**Information provided**
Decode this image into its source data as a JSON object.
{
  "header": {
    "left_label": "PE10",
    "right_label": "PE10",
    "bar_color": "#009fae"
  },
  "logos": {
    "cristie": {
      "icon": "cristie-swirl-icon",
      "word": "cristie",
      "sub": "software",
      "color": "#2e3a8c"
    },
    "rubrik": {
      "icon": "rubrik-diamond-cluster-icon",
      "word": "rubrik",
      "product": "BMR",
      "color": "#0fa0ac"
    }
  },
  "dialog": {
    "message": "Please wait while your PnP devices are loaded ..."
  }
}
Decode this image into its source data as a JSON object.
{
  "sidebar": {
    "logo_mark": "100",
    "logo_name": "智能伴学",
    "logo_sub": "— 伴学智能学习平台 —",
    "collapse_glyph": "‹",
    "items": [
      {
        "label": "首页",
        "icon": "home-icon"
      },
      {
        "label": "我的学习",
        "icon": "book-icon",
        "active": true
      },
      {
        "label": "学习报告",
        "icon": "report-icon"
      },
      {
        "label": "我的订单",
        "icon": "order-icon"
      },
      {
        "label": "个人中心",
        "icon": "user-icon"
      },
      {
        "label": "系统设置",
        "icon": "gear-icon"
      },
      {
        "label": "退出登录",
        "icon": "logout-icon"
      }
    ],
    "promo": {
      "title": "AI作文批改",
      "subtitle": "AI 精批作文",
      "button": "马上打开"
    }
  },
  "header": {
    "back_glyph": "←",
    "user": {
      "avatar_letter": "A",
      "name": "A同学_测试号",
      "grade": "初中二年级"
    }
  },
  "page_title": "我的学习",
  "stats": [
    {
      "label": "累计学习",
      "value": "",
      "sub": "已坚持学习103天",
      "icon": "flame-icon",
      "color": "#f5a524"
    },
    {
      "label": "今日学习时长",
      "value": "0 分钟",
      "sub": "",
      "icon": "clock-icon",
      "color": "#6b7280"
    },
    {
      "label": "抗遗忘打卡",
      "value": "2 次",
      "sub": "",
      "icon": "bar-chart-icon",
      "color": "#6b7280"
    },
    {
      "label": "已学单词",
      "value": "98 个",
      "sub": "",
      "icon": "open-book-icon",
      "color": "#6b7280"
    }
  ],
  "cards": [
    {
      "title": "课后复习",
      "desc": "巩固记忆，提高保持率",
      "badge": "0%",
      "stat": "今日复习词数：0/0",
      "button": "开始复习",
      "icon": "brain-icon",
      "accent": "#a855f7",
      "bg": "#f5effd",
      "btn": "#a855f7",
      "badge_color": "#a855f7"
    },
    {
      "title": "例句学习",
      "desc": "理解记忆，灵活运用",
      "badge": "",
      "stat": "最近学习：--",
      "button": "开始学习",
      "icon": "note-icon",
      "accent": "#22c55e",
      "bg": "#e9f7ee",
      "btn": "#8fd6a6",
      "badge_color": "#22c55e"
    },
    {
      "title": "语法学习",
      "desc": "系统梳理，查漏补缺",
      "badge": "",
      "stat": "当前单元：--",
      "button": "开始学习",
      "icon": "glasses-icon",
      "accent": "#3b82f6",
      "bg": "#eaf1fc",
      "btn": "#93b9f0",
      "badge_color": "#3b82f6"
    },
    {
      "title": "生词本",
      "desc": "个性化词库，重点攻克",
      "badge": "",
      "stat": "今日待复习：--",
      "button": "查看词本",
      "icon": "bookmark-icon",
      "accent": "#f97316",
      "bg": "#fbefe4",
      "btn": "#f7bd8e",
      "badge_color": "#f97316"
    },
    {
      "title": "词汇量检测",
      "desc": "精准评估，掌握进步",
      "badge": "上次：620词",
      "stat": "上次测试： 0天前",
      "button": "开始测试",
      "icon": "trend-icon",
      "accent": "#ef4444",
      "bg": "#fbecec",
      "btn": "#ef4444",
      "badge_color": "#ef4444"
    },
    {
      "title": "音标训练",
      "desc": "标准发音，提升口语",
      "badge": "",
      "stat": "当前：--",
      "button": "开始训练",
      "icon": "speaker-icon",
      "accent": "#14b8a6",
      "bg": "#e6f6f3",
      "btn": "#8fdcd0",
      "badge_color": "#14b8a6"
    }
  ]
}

--

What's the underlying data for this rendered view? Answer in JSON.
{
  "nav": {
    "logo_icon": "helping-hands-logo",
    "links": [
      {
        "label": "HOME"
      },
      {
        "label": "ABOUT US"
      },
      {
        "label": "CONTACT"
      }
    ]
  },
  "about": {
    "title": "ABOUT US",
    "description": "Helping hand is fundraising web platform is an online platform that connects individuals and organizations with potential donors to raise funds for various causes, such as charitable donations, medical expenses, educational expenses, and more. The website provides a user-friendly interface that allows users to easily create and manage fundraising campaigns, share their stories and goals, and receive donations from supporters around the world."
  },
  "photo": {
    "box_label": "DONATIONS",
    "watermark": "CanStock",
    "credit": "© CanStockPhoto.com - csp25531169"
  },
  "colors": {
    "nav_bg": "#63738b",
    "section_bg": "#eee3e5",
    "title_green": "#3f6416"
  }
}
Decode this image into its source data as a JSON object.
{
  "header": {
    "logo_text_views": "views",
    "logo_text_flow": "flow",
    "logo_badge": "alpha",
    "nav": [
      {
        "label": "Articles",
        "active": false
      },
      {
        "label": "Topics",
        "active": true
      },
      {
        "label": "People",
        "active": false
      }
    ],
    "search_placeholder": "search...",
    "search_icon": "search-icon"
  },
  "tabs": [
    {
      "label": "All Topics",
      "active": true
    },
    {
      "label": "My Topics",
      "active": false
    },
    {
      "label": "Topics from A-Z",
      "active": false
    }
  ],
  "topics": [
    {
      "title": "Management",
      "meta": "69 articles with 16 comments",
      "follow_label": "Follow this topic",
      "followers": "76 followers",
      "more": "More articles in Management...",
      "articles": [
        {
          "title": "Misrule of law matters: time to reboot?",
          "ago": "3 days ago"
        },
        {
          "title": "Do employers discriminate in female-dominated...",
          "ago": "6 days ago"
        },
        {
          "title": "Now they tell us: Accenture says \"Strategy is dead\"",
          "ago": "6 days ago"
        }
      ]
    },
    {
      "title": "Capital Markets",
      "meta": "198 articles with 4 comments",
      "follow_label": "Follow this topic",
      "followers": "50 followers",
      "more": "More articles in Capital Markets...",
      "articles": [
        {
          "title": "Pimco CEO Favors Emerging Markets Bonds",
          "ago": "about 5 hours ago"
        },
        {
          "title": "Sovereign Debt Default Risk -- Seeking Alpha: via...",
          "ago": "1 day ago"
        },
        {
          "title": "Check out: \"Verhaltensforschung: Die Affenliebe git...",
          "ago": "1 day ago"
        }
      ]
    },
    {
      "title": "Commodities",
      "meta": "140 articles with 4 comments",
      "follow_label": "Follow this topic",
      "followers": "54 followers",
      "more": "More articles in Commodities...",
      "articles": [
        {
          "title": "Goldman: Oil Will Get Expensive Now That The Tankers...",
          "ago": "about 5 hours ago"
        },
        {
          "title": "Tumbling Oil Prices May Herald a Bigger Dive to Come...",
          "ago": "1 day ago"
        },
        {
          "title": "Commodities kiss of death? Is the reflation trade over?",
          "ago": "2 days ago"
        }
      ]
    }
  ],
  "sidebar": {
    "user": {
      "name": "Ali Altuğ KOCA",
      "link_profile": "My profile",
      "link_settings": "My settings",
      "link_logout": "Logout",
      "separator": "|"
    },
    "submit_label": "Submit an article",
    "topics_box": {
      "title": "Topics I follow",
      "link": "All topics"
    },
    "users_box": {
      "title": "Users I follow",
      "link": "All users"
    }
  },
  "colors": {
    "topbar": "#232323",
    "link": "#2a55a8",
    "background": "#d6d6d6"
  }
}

* * *

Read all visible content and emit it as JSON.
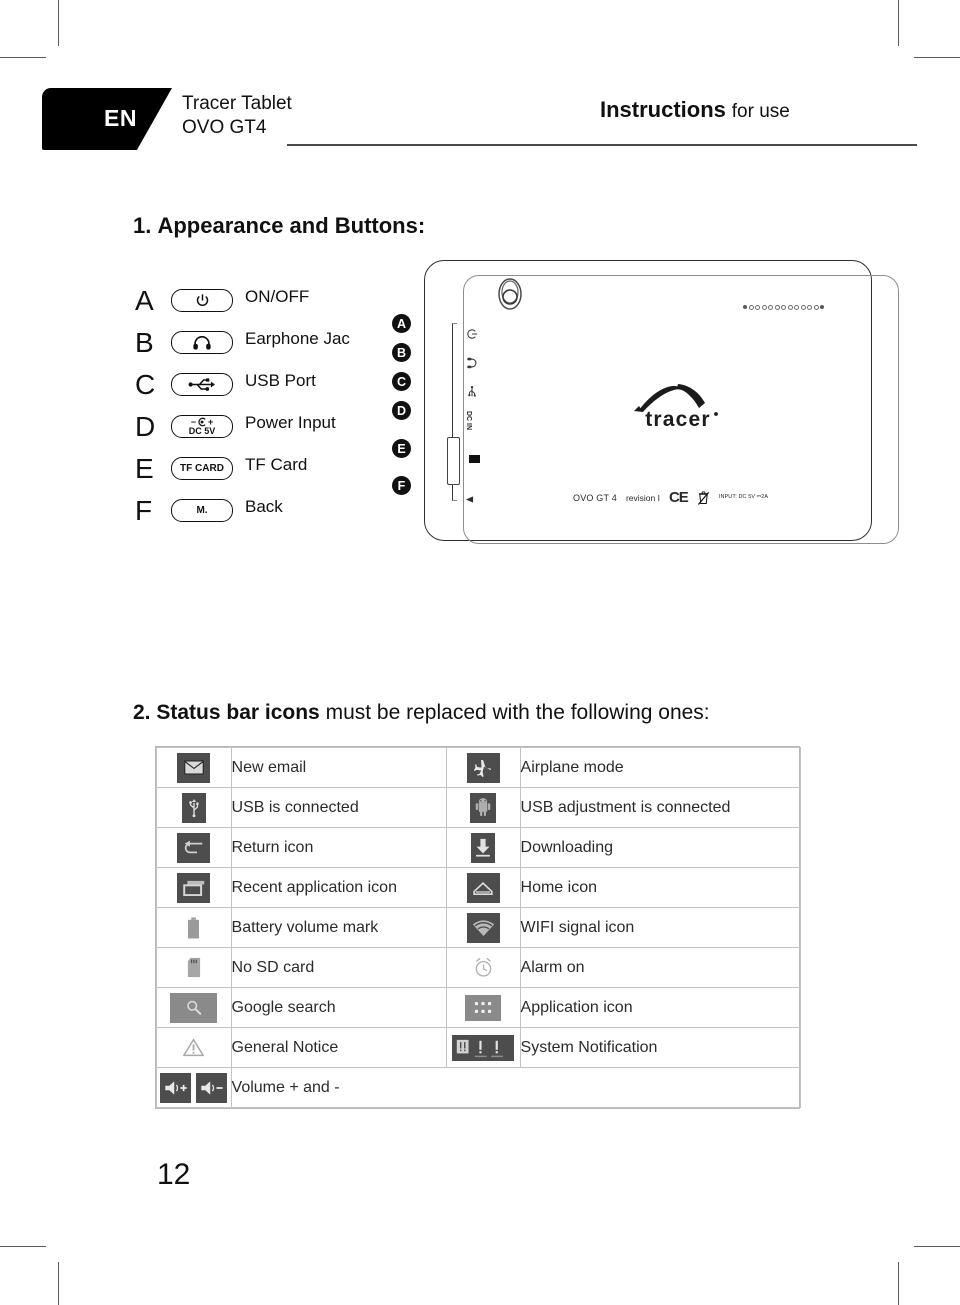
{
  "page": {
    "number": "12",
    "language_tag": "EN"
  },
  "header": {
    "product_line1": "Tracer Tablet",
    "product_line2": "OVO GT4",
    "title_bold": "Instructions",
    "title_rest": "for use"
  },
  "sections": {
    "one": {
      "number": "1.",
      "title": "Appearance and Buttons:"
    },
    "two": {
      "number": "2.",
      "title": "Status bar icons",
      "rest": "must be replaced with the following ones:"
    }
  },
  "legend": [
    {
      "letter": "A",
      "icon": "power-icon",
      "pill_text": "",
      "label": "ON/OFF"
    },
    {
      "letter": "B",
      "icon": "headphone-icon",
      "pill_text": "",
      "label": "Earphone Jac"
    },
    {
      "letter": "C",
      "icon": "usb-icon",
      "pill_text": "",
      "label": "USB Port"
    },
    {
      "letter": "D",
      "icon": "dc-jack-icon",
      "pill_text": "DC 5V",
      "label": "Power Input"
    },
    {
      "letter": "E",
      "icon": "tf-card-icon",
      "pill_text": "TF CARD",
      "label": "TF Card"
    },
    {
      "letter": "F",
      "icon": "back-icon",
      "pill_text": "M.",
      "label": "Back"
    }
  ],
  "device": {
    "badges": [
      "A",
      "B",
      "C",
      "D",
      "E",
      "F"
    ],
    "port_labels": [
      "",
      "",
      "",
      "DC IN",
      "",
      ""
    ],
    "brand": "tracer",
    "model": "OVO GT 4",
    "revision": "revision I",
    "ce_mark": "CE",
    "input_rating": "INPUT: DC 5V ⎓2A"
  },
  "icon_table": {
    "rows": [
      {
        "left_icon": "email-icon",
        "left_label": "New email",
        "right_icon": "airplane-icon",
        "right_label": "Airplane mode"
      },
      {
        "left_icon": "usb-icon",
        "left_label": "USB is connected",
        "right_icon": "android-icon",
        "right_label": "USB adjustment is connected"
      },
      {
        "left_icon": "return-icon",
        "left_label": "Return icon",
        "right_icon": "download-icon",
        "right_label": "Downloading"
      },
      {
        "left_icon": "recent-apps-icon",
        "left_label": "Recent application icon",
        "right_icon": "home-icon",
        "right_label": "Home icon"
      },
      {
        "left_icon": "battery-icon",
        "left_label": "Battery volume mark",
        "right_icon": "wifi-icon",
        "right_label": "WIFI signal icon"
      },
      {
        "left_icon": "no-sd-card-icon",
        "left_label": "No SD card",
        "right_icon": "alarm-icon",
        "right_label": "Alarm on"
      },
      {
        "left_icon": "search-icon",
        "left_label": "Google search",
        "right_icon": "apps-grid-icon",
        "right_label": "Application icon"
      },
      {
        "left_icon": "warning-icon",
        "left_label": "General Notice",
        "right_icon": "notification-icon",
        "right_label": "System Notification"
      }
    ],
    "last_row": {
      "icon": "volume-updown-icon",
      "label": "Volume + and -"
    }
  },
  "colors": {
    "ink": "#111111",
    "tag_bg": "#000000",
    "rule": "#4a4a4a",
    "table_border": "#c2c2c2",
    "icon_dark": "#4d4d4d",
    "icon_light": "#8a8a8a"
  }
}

**Exercise objective**
Copy each line holding the word "apps" from the listing above.

**Result**
        "left_icon": "recent-apps-icon",
        "right_icon": "apps-grid-icon",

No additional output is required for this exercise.